[start of Given data]
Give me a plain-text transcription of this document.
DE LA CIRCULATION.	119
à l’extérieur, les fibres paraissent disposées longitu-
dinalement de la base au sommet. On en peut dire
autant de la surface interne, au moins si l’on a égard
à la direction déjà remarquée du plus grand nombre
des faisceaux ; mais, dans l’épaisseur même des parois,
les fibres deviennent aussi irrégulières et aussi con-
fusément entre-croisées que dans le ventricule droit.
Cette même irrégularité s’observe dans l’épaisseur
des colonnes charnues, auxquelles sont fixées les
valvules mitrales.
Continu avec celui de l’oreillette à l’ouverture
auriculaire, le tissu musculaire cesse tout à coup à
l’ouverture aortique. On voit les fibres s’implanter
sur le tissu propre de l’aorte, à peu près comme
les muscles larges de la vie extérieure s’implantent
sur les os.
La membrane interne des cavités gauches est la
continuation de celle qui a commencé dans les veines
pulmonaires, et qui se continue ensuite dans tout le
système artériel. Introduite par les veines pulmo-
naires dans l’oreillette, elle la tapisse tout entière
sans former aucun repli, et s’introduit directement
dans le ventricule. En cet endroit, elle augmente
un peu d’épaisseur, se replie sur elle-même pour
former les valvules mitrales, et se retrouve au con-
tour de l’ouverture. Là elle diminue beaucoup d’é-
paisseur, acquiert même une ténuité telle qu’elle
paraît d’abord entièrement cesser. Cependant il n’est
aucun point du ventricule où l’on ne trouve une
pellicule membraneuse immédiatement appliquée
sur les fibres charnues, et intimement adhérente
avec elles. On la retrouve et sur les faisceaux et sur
[end of Given data]
The problem: Find every line in the records above that holds the word "veines", and copy each one.

Right answer:
continuation de celle qui a commencé dans les veines
système artériel. Introduite par les veines pulmo-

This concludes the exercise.